(Records contained in a dataset)
##############################

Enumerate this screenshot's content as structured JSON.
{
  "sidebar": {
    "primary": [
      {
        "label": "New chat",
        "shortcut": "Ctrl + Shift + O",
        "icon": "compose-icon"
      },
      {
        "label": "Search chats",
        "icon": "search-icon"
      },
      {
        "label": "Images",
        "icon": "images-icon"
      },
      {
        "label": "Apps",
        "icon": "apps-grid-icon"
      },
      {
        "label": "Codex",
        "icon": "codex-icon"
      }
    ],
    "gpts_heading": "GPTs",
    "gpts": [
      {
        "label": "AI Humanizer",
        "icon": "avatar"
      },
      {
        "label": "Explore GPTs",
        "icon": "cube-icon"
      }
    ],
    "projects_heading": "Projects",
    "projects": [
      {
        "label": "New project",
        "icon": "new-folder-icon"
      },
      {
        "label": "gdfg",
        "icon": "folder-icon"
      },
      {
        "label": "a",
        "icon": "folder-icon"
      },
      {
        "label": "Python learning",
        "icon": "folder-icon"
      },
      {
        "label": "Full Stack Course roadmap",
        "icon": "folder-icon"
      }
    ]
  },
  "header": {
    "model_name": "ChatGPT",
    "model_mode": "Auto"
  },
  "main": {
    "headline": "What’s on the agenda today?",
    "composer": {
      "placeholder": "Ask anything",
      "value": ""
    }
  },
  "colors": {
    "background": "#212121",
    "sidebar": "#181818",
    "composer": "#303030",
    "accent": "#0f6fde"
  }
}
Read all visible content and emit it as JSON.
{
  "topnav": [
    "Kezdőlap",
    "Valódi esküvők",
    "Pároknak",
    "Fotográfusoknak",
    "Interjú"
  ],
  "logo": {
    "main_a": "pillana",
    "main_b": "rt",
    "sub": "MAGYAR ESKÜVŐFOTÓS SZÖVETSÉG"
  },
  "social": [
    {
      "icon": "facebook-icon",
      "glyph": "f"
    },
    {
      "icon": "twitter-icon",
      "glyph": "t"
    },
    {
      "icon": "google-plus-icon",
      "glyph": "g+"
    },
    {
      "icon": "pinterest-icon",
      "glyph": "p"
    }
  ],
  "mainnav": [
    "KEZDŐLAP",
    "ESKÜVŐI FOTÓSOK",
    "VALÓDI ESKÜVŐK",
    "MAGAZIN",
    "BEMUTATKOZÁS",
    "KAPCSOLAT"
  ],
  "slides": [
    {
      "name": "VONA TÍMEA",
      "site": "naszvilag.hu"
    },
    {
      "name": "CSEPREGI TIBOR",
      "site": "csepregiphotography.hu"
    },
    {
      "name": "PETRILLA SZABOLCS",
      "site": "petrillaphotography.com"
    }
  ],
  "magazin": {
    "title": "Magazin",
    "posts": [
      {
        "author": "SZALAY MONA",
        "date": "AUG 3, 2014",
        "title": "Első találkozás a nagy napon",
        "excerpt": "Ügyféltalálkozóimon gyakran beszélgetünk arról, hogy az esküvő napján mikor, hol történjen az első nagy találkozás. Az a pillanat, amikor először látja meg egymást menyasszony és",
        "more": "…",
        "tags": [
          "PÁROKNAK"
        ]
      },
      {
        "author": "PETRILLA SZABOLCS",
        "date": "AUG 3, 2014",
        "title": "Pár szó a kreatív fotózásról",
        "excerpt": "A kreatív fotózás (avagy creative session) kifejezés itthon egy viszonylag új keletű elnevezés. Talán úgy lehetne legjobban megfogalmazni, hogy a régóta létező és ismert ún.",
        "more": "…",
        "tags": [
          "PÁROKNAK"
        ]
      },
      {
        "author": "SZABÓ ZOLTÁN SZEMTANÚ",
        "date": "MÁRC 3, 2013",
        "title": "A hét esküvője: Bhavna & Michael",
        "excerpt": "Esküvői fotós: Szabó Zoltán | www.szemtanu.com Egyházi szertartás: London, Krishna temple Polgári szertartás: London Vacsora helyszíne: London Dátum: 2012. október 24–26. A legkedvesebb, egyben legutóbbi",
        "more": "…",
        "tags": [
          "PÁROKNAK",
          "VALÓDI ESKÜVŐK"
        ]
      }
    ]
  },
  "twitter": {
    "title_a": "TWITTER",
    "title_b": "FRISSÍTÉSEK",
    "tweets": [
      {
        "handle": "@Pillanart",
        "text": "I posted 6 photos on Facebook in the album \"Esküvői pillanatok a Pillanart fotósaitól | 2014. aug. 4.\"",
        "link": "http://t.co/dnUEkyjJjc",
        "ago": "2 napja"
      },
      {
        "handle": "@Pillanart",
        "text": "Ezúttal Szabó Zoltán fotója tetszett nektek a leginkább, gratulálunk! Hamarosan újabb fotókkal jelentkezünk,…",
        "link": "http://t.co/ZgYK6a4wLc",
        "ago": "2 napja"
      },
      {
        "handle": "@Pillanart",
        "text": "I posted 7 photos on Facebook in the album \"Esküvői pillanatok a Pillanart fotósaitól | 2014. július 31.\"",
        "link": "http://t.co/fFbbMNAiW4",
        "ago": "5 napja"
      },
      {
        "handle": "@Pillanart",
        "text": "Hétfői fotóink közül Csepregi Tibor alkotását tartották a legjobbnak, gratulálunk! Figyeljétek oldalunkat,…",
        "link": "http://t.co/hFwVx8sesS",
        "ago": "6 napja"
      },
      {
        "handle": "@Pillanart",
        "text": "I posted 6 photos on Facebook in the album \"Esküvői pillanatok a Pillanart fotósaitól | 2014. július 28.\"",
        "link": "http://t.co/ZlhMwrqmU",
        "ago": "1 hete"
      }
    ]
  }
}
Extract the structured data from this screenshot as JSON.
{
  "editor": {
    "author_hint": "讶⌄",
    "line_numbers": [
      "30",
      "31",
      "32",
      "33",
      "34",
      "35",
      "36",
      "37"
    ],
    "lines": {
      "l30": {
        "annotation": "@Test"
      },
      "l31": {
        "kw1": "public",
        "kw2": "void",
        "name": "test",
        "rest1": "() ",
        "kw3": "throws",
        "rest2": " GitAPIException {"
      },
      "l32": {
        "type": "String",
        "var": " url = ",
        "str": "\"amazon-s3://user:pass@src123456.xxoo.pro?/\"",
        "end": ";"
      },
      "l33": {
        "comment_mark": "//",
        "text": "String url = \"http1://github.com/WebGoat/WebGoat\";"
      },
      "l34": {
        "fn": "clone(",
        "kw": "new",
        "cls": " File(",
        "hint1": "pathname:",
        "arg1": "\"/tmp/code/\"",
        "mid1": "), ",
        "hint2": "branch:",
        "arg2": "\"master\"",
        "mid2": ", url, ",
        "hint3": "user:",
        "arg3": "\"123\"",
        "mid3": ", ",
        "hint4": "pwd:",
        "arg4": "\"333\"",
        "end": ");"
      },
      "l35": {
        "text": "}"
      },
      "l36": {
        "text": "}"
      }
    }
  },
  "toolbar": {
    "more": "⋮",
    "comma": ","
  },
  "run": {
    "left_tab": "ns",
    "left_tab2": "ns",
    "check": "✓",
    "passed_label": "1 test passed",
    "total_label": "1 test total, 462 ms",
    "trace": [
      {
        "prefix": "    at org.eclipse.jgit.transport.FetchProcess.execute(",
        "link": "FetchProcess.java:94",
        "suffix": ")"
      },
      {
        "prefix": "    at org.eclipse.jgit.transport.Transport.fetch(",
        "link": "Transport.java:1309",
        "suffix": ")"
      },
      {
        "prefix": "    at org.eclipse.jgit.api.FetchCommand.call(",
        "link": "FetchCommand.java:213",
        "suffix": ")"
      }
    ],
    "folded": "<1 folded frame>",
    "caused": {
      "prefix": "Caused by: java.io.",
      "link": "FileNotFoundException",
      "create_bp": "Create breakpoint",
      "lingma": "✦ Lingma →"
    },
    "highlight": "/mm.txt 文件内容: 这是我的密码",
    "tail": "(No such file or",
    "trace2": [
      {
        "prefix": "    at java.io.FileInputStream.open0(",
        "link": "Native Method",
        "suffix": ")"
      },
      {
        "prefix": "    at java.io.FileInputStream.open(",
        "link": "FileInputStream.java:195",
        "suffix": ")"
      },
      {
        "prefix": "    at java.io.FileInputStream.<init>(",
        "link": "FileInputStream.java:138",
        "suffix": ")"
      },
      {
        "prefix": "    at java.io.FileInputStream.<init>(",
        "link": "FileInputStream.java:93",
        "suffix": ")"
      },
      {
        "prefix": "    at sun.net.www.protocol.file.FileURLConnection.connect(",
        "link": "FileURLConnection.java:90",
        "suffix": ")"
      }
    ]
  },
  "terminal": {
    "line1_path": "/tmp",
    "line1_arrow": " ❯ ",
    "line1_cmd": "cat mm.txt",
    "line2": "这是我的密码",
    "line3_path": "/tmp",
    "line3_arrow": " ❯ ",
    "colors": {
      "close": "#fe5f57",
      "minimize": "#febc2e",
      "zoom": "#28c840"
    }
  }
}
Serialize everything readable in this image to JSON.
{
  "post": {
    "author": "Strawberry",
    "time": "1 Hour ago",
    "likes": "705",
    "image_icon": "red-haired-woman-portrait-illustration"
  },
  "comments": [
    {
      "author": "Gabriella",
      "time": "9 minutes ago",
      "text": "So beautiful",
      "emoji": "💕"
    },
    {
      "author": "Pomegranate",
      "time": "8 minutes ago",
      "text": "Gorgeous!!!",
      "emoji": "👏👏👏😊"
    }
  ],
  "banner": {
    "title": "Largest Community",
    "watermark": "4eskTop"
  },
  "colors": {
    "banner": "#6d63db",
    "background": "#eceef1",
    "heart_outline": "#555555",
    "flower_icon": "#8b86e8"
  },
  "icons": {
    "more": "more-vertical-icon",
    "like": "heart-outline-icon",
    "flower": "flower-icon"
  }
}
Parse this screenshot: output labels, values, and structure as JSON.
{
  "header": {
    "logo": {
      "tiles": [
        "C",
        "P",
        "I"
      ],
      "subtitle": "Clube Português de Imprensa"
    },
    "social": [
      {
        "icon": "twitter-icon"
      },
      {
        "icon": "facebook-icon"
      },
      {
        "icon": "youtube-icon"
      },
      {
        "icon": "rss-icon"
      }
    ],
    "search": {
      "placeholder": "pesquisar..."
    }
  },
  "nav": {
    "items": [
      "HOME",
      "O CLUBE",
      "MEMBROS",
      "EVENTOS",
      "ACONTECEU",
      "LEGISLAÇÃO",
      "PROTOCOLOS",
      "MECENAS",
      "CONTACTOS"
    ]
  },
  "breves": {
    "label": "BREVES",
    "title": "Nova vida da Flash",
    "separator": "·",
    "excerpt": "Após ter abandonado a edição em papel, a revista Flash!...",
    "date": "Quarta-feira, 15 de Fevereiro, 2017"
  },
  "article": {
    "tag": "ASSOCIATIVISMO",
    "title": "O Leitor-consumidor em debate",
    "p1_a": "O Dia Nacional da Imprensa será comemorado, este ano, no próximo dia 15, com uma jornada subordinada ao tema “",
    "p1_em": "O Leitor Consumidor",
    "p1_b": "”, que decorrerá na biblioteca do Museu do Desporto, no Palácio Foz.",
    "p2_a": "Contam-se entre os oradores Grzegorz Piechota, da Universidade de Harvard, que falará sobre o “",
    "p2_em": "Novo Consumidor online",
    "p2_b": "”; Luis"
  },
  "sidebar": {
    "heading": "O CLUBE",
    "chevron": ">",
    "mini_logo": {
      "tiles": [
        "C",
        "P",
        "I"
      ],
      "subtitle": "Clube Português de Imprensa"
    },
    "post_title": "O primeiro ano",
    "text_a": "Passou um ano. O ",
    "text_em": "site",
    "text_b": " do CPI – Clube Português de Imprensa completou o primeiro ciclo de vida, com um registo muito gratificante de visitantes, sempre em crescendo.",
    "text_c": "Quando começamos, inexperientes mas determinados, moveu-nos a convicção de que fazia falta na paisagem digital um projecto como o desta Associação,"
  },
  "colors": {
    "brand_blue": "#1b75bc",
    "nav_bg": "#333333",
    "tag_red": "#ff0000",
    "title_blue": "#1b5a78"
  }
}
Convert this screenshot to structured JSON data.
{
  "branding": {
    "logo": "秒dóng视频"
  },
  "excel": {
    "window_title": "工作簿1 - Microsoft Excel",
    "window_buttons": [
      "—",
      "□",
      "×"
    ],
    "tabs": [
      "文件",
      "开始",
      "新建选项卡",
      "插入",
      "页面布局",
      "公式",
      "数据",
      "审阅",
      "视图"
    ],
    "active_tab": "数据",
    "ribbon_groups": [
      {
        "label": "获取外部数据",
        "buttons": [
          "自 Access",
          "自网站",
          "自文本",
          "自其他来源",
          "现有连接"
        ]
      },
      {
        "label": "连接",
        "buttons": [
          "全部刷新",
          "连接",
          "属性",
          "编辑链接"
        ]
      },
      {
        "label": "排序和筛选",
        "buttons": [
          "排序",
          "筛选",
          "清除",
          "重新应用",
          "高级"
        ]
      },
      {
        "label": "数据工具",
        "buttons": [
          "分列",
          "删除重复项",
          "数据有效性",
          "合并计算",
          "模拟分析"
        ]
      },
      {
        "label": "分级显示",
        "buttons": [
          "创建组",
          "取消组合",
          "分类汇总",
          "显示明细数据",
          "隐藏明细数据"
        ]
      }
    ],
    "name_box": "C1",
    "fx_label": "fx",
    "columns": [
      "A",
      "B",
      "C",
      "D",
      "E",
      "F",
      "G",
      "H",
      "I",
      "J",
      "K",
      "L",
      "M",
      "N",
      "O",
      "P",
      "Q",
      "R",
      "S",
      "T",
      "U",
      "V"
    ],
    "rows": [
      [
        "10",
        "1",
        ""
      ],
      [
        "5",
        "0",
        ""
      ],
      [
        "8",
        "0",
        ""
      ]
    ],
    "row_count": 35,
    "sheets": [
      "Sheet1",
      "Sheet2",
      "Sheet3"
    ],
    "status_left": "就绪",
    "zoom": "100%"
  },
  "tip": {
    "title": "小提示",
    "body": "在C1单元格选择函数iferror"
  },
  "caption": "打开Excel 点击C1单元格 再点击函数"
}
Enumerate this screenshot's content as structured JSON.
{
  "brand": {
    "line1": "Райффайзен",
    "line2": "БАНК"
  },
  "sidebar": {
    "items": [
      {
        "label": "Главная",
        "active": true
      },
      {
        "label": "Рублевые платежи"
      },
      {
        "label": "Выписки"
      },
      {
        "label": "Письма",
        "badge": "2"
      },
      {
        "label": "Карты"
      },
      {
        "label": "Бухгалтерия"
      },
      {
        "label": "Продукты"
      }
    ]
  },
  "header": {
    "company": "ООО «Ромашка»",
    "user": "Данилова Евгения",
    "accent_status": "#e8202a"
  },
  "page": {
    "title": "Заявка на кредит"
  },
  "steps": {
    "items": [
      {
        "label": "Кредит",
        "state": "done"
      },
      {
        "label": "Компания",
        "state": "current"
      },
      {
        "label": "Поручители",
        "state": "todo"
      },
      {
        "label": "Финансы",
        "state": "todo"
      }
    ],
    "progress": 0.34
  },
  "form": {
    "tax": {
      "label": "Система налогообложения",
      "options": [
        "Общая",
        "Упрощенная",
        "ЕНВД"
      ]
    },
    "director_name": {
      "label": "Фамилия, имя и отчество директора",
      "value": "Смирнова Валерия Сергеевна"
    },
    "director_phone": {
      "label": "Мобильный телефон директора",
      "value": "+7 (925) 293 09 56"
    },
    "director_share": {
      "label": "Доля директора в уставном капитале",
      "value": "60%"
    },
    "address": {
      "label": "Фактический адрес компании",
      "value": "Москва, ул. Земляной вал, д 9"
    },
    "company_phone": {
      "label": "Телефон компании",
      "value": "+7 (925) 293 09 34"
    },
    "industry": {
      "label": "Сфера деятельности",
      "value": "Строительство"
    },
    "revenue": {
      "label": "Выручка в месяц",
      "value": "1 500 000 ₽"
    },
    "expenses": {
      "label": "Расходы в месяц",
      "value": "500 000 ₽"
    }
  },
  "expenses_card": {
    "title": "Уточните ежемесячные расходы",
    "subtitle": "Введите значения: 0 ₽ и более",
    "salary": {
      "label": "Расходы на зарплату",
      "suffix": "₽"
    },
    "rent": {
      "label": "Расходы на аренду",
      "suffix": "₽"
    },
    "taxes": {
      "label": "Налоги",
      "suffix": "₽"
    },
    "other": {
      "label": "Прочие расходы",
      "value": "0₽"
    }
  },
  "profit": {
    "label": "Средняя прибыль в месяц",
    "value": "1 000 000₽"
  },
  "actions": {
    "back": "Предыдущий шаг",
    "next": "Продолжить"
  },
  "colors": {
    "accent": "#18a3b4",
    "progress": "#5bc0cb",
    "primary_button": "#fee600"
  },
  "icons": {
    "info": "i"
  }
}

##############################

> [WHAT IS EXPECTED] Identify and copy all lines with the word "napja".

> [FINISHED EXERCISE]
        "ago": "2 napja"
        "ago": "2 napja"
        "ago": "5 napja"
        "ago": "6 napja"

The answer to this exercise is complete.